Could you reproduce, verbatim, the stretch of records below from the line containing "Where are 31" through the line containing "- x-axis-title: channel number: [244, 513, 399, 540]", omitting the pictures from your answer?

:: EXCERPTED RECORDS ::
^^^^
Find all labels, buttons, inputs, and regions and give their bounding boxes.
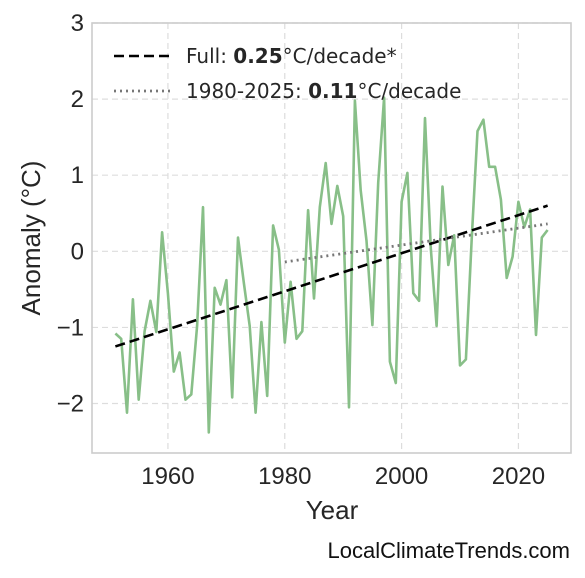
^^^^
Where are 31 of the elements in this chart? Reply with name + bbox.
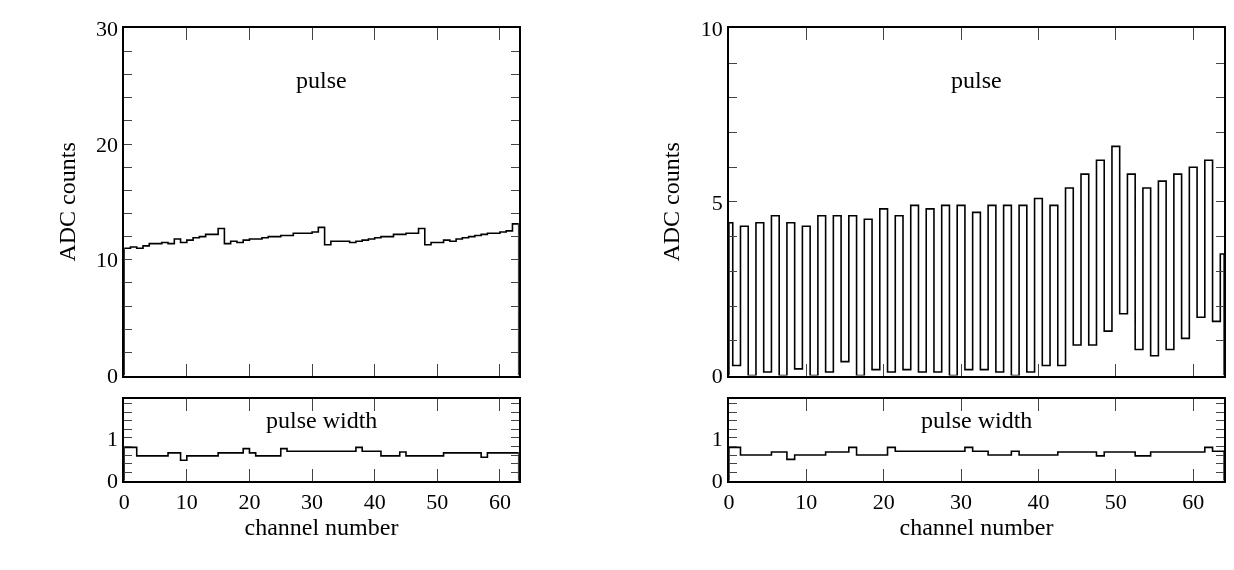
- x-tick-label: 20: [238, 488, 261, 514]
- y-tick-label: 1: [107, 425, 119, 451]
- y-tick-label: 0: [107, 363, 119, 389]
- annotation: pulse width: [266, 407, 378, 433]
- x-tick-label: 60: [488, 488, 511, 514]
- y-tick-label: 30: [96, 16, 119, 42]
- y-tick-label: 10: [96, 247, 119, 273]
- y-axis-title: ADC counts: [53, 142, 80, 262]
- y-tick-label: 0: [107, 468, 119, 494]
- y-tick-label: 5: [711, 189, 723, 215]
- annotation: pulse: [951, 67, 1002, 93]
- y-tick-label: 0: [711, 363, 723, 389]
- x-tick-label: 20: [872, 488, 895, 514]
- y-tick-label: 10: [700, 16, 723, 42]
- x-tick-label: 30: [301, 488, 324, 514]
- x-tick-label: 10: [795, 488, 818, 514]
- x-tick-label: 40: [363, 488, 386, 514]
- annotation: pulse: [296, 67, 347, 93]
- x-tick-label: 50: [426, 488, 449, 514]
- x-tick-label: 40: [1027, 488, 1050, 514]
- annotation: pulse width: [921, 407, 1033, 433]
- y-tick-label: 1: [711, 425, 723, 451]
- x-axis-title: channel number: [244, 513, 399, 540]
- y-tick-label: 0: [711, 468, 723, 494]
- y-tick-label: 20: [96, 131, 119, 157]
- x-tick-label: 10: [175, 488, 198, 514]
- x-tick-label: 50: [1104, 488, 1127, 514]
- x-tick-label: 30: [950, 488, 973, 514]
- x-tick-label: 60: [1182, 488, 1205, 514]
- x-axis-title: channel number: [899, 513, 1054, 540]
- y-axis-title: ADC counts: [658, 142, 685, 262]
^^^^
:: TASK RESPONSE ::
Where are 31 of the elements in this chart? Reply with name + bbox.
- x-tick-label: 20: [238, 488, 261, 514]
- y-tick-label: 1: [107, 425, 119, 451]
- y-tick-label: 0: [107, 363, 119, 389]
- annotation: pulse width: [266, 407, 378, 433]
- x-tick-label: 60: [488, 488, 511, 514]
- y-tick-label: 30: [96, 16, 119, 42]
- y-tick-label: 10: [96, 247, 119, 273]
- y-axis-title: ADC counts: [53, 142, 80, 262]
- y-tick-label: 0: [107, 468, 119, 494]
- y-tick-label: 5: [711, 189, 723, 215]
- annotation: pulse: [951, 67, 1002, 93]
- y-tick-label: 0: [711, 363, 723, 389]
- x-tick-label: 20: [872, 488, 895, 514]
- y-tick-label: 10: [700, 16, 723, 42]
- x-tick-label: 30: [301, 488, 324, 514]
- x-tick-label: 10: [795, 488, 818, 514]
- x-tick-label: 40: [363, 488, 386, 514]
- annotation: pulse: [296, 67, 347, 93]
- x-tick-label: 50: [426, 488, 449, 514]
- x-tick-label: 40: [1027, 488, 1050, 514]
- annotation: pulse width: [921, 407, 1033, 433]
- y-tick-label: 1: [711, 425, 723, 451]
- x-axis-title: channel number: [244, 513, 399, 540]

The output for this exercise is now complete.